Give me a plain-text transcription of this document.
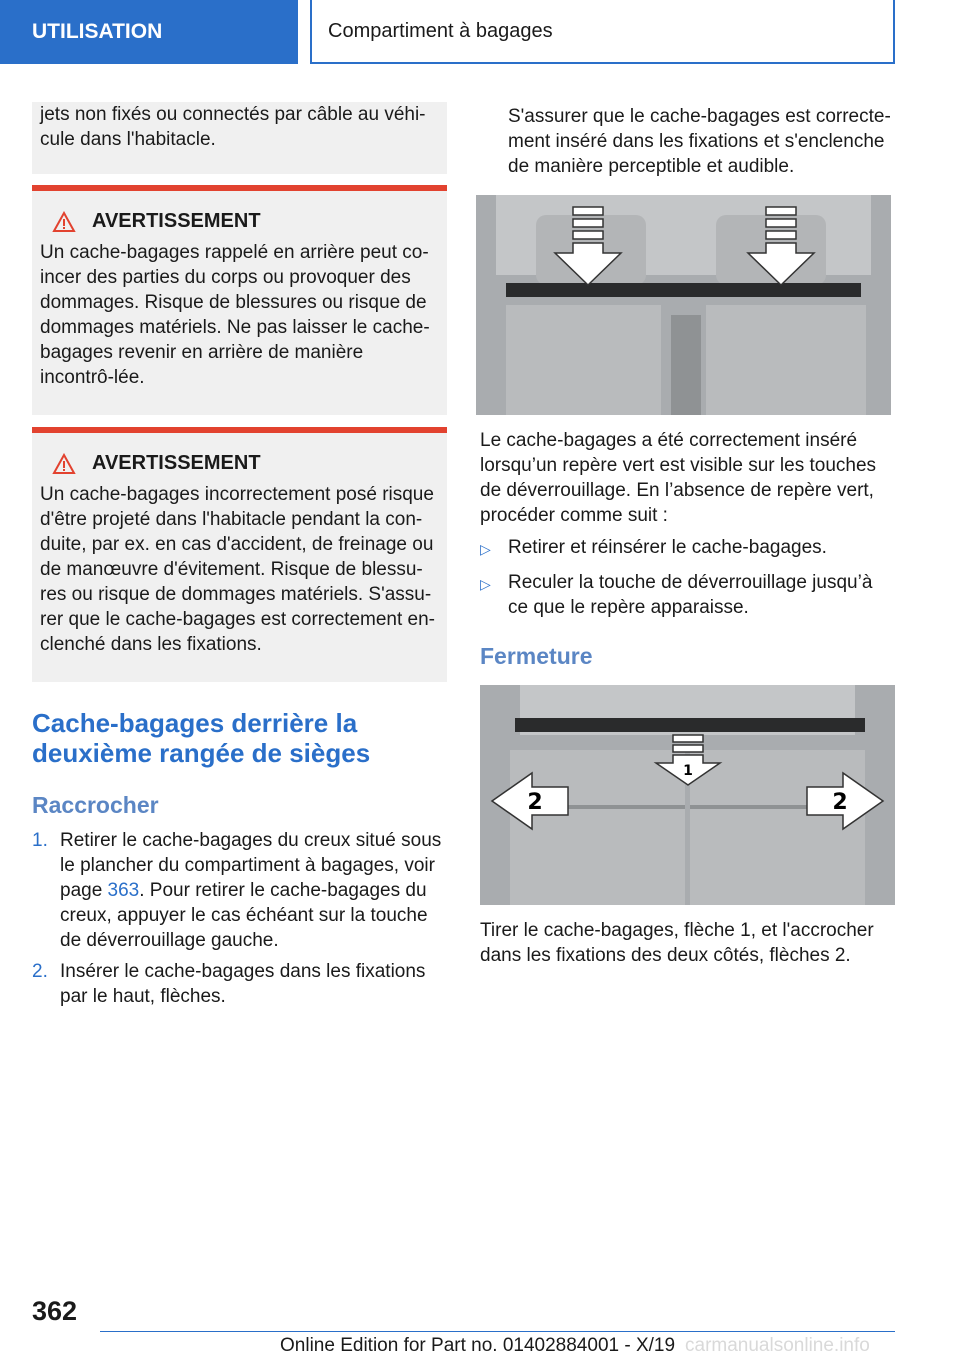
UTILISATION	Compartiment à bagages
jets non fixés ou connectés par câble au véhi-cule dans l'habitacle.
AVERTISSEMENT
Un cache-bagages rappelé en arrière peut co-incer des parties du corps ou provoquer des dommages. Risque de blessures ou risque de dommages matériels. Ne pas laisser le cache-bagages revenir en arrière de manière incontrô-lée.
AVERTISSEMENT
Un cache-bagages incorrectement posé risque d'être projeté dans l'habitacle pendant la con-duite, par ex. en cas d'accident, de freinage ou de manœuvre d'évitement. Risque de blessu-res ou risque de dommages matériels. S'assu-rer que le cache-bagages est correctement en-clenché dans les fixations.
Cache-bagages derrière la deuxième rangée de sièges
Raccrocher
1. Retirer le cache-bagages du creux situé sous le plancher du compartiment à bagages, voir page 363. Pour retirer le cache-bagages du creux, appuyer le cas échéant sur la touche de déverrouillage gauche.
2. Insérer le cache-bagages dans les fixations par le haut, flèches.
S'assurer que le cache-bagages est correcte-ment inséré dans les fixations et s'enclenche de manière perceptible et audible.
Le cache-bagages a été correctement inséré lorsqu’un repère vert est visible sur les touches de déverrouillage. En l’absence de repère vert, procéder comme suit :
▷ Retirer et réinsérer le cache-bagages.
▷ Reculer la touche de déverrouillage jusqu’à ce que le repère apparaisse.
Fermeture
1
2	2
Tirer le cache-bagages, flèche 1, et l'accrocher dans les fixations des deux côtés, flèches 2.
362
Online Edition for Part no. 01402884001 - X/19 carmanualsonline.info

== == ==

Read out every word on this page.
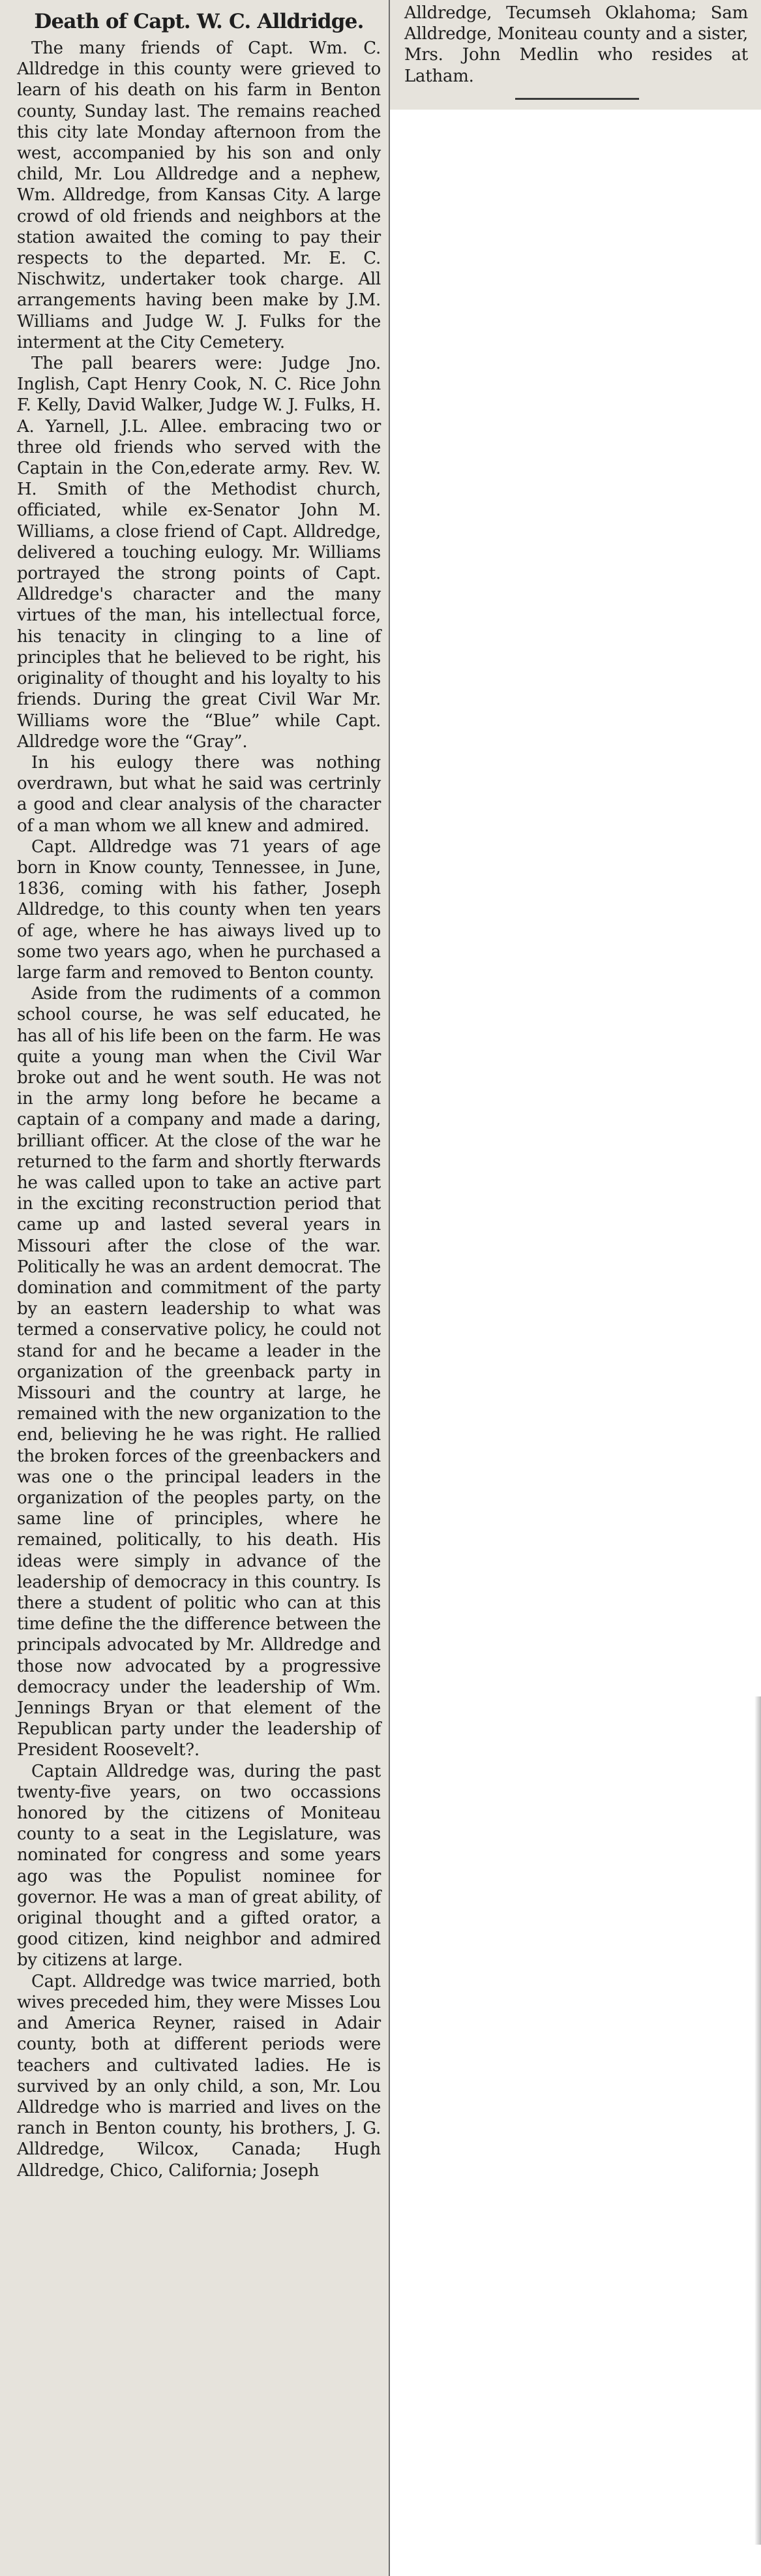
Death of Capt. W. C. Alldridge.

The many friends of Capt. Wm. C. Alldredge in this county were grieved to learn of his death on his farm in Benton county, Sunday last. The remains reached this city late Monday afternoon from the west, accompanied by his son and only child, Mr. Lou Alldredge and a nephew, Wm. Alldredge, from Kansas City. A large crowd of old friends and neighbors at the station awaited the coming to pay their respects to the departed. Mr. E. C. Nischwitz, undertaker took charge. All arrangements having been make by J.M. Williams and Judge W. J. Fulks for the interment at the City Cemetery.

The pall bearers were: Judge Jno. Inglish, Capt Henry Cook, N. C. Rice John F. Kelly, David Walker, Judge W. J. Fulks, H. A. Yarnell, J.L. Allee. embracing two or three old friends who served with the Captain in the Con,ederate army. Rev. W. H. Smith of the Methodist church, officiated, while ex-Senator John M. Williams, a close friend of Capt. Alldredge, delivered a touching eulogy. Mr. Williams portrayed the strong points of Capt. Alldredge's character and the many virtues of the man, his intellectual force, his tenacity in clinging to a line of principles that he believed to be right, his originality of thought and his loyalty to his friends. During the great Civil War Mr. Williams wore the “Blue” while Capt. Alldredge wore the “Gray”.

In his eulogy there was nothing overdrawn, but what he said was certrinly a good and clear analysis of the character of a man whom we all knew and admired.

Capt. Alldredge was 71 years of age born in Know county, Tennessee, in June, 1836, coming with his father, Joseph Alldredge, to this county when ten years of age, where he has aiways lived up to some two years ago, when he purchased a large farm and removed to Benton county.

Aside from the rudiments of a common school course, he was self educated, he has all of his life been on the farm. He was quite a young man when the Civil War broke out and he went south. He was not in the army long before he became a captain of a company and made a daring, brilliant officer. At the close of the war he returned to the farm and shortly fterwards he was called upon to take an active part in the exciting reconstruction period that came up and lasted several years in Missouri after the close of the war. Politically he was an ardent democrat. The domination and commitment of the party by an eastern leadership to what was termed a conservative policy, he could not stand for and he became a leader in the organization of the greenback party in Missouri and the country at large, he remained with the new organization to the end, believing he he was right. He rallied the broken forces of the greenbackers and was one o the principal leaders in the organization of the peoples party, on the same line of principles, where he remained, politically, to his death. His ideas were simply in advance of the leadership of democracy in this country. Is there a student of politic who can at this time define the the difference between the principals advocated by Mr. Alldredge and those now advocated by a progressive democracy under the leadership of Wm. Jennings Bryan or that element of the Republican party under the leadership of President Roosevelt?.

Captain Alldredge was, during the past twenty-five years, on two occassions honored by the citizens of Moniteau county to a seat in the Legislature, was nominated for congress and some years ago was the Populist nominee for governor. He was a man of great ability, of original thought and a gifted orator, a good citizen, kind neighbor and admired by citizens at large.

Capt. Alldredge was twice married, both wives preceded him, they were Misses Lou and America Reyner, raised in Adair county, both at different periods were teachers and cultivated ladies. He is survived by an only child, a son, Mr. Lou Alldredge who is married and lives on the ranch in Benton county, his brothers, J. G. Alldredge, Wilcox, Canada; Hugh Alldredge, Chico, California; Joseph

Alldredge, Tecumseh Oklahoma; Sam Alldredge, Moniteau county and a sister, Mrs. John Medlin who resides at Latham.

== == ==

Aim of the task
Check each line above for the word "Moniteau" and copy the ones that have it.

Result for this task
Captain Alldredge was, during the past twenty-five years, on two occassions honored by the citizens of Moniteau county to a seat in the Legislature, was nominated for congress and some years ago was the Populist nominee for governor. He was a man of great ability, of original thought and a gifted orator, a good citizen, kind neighbor and admired by citizens at large.
Alldredge, Tecumseh Oklahoma; Sam Alldredge, Moniteau county and a sister, Mrs. John Medlin who resides at Latham.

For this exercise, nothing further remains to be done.